[Dataset items]
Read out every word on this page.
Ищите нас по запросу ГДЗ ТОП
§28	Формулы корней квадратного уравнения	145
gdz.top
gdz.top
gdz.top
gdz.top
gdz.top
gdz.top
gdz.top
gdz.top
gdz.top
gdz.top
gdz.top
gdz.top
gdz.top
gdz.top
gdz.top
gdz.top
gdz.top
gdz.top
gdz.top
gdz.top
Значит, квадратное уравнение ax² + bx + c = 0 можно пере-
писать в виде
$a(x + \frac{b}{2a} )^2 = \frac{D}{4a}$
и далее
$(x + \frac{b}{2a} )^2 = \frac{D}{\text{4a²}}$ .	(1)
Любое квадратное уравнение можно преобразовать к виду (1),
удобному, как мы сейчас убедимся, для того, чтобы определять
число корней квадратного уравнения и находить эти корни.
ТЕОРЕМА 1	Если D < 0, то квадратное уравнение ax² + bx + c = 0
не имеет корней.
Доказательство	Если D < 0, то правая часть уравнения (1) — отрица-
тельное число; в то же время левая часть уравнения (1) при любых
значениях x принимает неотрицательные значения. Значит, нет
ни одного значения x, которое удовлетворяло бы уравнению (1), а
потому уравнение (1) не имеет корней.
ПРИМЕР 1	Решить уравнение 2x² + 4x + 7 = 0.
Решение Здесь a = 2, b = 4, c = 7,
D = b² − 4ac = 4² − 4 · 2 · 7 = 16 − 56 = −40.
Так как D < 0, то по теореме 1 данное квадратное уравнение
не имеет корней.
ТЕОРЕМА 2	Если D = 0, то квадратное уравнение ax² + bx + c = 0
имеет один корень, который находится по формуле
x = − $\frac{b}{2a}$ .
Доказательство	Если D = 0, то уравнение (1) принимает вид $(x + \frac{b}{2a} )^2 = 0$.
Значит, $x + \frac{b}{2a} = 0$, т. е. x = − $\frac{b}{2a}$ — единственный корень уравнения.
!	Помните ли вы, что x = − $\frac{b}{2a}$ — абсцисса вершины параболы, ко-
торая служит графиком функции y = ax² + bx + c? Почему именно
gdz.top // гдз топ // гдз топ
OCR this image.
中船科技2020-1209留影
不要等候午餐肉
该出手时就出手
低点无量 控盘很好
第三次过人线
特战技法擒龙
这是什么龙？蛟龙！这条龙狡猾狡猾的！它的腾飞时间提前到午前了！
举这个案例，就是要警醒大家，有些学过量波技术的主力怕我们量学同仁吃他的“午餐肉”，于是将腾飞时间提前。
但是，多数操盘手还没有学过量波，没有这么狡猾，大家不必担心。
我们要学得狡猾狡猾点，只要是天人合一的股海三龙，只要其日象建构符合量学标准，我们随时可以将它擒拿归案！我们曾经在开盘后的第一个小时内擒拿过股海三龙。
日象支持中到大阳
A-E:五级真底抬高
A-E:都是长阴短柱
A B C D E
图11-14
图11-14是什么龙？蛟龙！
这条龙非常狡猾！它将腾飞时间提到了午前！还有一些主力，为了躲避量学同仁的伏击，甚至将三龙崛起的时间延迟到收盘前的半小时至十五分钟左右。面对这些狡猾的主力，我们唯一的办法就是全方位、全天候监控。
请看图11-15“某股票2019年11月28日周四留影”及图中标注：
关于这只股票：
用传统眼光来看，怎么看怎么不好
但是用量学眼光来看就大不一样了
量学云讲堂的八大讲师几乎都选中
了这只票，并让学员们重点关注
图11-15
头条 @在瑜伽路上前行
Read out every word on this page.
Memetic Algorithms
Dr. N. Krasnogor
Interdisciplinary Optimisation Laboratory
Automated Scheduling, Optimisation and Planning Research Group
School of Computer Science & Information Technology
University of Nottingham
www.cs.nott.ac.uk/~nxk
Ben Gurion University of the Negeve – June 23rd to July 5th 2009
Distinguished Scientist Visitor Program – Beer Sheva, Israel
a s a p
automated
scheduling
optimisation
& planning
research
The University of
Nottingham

DIRECTIVE:
Report the number of lines containing the string "frac" and add nothing to it.

SOLVED EXERCISE:
6